* **What you are asked to do**:
Find all lines in the records that include the word "Demonstrate", and copy them out.

* **Dataset items**:

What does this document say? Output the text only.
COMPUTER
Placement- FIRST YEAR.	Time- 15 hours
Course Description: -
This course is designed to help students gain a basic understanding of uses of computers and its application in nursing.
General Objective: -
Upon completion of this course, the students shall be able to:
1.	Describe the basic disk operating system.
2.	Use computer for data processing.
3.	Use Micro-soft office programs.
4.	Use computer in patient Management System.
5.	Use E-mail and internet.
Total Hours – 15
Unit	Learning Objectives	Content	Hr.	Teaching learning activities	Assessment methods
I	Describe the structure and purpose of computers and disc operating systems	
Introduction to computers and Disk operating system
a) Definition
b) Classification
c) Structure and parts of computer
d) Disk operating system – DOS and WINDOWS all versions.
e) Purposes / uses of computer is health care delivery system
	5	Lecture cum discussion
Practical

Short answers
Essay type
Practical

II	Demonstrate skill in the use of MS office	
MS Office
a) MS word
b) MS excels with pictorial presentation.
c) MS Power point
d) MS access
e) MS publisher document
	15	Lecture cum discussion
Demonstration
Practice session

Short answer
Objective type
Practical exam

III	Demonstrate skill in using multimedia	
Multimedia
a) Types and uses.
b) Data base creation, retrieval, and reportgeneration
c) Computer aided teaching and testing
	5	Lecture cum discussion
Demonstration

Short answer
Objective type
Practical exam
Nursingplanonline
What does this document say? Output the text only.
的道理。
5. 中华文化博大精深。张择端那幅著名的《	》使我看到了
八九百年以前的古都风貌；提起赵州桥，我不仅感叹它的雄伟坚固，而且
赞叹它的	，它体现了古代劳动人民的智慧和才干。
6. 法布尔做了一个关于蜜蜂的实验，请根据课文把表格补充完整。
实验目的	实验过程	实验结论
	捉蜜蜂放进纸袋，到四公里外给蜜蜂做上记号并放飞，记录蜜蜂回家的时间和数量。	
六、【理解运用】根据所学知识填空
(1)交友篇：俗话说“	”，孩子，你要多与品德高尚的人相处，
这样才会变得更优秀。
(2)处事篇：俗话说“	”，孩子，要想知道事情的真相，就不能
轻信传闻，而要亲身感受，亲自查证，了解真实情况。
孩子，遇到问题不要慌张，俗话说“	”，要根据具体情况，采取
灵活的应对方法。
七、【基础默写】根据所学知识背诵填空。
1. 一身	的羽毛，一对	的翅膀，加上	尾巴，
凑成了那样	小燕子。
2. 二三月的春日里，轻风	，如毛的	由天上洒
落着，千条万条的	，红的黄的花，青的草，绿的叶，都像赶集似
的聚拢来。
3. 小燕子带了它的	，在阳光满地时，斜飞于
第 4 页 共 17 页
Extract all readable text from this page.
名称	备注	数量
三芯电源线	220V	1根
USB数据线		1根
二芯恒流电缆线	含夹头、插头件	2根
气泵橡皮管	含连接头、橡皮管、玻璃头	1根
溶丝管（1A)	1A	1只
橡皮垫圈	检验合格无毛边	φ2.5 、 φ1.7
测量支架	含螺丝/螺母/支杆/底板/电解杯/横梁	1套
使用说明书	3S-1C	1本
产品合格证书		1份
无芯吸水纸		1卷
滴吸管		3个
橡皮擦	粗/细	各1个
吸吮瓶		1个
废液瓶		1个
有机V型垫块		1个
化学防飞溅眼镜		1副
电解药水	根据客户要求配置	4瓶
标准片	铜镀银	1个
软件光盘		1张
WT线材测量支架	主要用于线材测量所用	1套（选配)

* **Answer to the problem**:
II	Demonstrate skill in the use of MS office	
III	Demonstrate skill in using multimedia	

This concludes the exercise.